SUPPLIED PASSAGE.
— begin —

At the conclusion of the meeting, the BZA voted unammously to deny AT T's request for a variance. Five months later, at a meeting on February 16, 2000 (after AT T initiated this suit), the BZA adopted a written statement labeled "Findings of Fact" stating its purported reasons for denying AT T's request for a use variance.
Those findings were:
1. The grant will be injurious to the public health, safety, morals, and general welfare of the community because it will result in locating an obstacle to aviation.
2. The use or value of the area adjacent to the property included in the variance will be affected in a substantially adverse manner because a large tract of residential property is located adjacent to the proposed site. Locating a communications tower as proposed would degrade this property and result in lower valued residential development.
3. The need for the variance does not arise from some condition peculiar to the property. As explained by the petitioner, a relatively large zone was determined which would afford the desired communications coverage. Other locations exist where the tower would not have a negative impact on neighboring property. In addition, the tower could be located on an existing structure such as another communications tower or elevated water storage tank. The fact that the subject property is the least expensive option does not make it peculiar. In addition, the subject property could be developed for other uses unrelated to communications towers within the current zoning classification.
4. The strict application of the terms of the zoning ordinance will not constitute an unusual and unnecessary hardship if applied to the property for which the variance is sought. As mentioned in item 3, this property can be used in accordance with the current zoning without the need for variance. The fact that more investment is necessary to use the property for those permitted uses does not constitute hardship. The petitioner has failed to establish that this site is the only site possible to provide the necessary coverage.
5. The grant does interfere substantially with the comprehensive plan because the subject property detracts from the current and anticipated recreational uses to the north of this site. This petition if granted would also change the nature and quality of adjacent property recommended for residential development.

— end —

DIRECTIVE A. According to the zoning findings, on what date did the BZA adopt its written "Findings of Fact"?

RECORD SET.
— begin —

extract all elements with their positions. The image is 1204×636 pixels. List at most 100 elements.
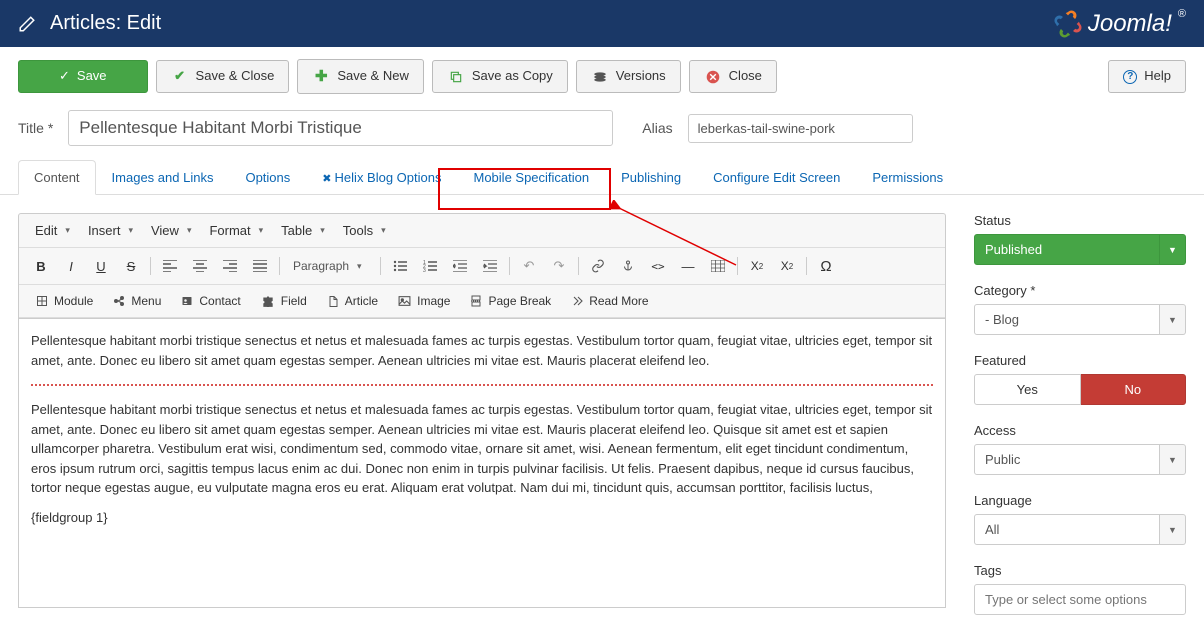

— end —
— begin —

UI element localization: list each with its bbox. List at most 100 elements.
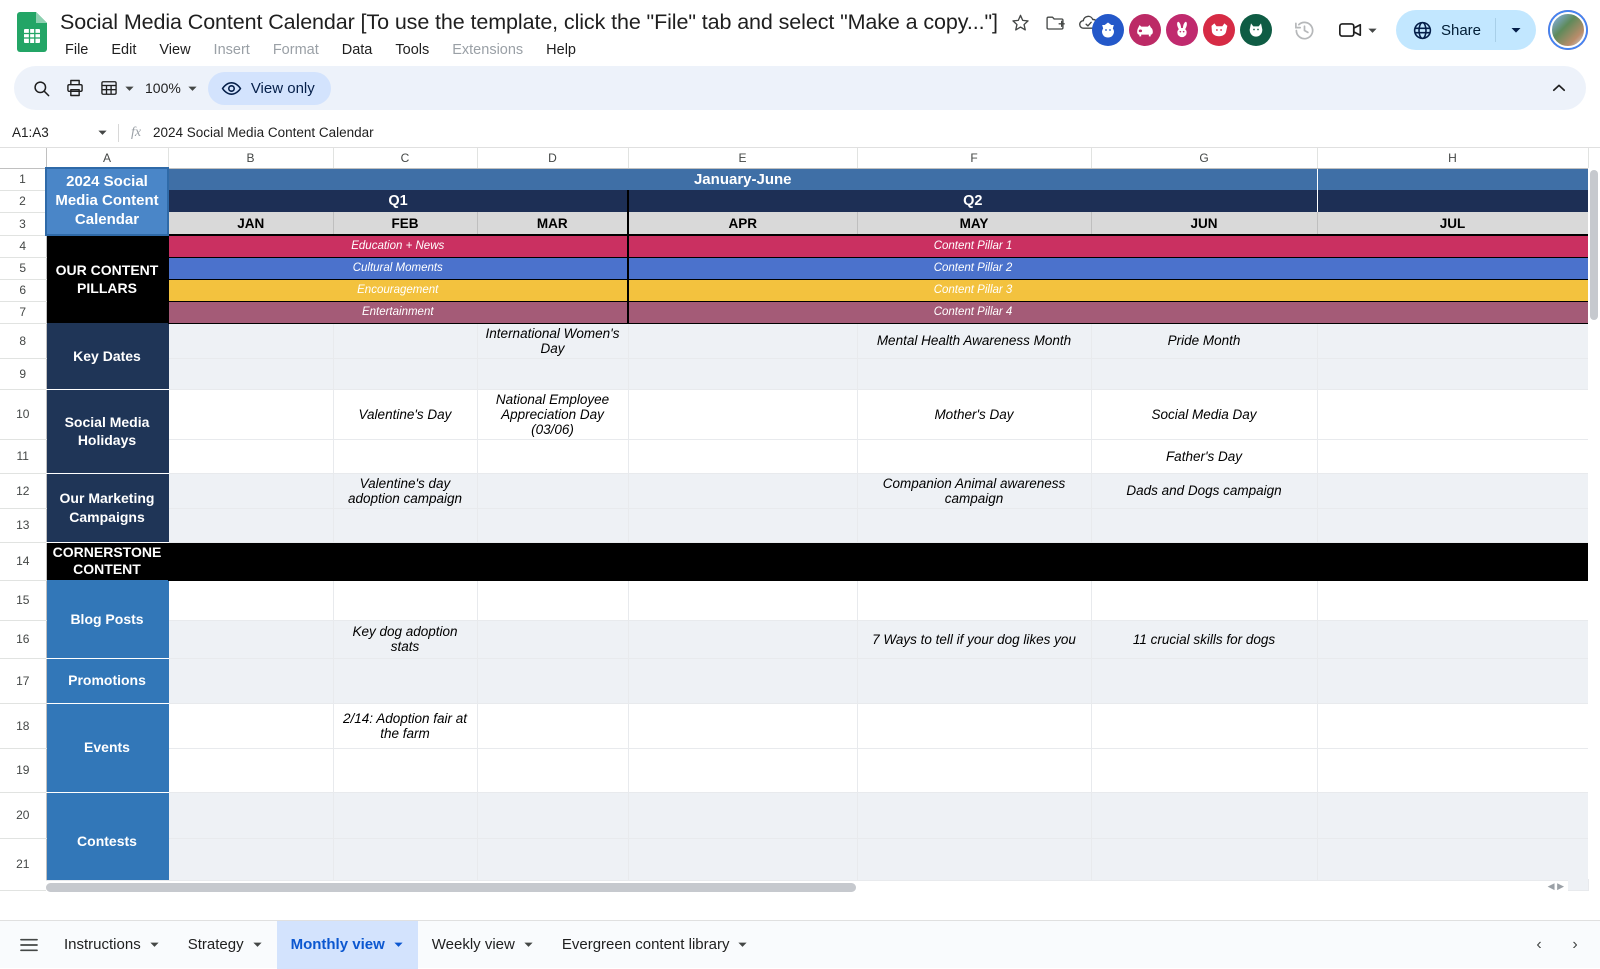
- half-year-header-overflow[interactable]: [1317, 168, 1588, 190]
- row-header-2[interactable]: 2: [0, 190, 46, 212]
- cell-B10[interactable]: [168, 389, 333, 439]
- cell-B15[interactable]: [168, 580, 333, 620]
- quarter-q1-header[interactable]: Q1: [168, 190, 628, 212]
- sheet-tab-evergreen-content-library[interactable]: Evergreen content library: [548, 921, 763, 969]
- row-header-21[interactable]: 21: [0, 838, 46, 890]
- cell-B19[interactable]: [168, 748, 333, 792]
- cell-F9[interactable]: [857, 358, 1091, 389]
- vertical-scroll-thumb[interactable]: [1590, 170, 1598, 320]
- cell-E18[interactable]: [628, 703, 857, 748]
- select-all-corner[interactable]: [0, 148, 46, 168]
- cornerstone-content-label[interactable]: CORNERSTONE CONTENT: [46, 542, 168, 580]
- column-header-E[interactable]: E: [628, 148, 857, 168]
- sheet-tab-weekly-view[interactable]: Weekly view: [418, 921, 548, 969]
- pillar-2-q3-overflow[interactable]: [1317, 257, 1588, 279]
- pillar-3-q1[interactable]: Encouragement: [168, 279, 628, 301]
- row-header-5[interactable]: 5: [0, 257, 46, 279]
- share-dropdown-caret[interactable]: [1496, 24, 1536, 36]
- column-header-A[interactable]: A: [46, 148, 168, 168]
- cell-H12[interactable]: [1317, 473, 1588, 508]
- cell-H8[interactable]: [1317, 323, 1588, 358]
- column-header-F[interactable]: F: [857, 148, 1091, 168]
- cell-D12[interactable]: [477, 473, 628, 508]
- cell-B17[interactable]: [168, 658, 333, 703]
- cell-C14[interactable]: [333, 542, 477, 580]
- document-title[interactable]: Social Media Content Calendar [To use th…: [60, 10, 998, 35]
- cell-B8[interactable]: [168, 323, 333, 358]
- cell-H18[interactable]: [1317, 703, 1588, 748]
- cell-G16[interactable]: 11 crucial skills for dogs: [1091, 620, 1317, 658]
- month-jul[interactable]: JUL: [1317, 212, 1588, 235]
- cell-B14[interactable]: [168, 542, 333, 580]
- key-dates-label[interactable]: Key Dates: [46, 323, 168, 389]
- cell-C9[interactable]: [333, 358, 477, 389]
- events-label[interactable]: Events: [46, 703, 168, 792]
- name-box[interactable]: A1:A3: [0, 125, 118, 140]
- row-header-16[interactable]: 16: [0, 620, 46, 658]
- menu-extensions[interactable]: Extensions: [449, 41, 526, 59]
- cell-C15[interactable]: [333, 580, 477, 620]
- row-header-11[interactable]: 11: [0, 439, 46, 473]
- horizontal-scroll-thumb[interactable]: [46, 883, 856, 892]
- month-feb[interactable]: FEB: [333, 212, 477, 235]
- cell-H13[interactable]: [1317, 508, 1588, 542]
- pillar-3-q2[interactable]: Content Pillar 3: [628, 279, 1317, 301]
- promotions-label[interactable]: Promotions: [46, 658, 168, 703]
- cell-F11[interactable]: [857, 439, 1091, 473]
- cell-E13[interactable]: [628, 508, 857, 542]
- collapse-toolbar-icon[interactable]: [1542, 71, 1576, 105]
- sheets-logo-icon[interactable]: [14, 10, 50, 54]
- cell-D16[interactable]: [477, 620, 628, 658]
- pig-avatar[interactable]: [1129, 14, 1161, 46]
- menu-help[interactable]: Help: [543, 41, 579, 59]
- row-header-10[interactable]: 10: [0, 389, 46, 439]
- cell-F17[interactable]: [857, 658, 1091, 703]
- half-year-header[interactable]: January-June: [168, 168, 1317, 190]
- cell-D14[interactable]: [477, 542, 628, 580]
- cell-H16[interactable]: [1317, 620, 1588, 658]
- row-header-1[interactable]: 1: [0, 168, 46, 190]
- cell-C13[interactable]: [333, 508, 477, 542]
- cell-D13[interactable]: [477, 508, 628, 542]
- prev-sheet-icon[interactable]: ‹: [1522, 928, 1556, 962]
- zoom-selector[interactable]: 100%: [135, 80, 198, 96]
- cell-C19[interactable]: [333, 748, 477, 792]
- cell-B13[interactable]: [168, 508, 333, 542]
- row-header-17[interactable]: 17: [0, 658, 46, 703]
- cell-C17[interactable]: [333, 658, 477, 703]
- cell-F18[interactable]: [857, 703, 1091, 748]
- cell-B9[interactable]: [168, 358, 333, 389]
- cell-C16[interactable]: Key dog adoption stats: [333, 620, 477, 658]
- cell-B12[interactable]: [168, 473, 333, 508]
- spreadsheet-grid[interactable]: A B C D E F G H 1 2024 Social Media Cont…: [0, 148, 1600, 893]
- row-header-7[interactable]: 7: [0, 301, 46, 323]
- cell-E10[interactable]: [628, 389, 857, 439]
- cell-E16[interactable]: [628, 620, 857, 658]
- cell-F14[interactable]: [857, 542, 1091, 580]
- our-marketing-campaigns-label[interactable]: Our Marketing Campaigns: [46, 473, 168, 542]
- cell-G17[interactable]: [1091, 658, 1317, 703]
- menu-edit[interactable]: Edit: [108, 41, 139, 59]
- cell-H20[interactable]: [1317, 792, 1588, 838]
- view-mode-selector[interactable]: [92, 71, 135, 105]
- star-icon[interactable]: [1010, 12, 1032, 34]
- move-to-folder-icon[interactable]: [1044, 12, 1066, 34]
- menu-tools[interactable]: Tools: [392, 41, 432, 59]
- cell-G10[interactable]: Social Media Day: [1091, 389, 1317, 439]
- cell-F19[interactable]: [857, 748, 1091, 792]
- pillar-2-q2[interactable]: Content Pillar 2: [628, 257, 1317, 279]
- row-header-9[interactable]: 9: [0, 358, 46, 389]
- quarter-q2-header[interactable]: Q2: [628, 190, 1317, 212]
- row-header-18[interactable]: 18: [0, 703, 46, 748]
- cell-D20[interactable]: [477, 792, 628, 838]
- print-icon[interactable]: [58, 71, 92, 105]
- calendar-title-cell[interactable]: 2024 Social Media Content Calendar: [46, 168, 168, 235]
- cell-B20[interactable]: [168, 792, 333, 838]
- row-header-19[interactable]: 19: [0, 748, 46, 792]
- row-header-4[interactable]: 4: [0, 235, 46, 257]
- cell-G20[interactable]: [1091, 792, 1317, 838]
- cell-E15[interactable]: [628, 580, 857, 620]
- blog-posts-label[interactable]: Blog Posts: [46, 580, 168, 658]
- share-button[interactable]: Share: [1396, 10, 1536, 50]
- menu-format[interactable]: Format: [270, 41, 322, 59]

— end —

DIRECTIVE B. In the listing, copy the lines from the one with "UI element localization: list" to the one with "- cell-H12[interactable]: [1317, 473, 1588, 508]", changing "interactable" to "clickable" and leaving everything else as it is. Omit the pictures.

EXERCISE SOLUTION A. February 16, 2000

EXERCISE SOLUTION B.
UI element localization: list each with its bbox. List at most 100 elements.
- half-year-header-overflow[clickable]: [1317, 168, 1588, 190]
- row-header-2[clickable]: 2: [0, 190, 46, 212]
- cell-B10[clickable]: [168, 389, 333, 439]
- cell-B15[clickable]: [168, 580, 333, 620]
- quarter-q1-header[clickable]: Q1: [168, 190, 628, 212]
- sheet-tab-evergreen-content-library[clickable]: Evergreen content library: [548, 921, 763, 969]
- row-header-21[clickable]: 21: [0, 838, 46, 890]
- cell-B19[clickable]: [168, 748, 333, 792]
- cell-F9[clickable]: [857, 358, 1091, 389]
- vertical-scroll-thumb[clickable]: [1590, 170, 1598, 320]
- cell-E18[clickable]: [628, 703, 857, 748]
- select-all-corner[clickable]: [0, 148, 46, 168]
- cornerstone-content-label[clickable]: CORNERSTONE CONTENT: [46, 542, 168, 580]
- column-header-E[clickable]: E: [628, 148, 857, 168]
- sheet-tab-weekly-view[clickable]: Weekly view: [418, 921, 548, 969]
- pillar-2-q3-overflow[clickable]: [1317, 257, 1588, 279]
- pillar-3-q1[clickable]: Encouragement: [168, 279, 628, 301]
- row-header-5[clickable]: 5: [0, 257, 46, 279]
- share-dropdown-caret[clickable]: [1496, 24, 1536, 36]
- column-header-A[clickable]: A: [46, 148, 168, 168]
- cell-H12[clickable]: [1317, 473, 1588, 508]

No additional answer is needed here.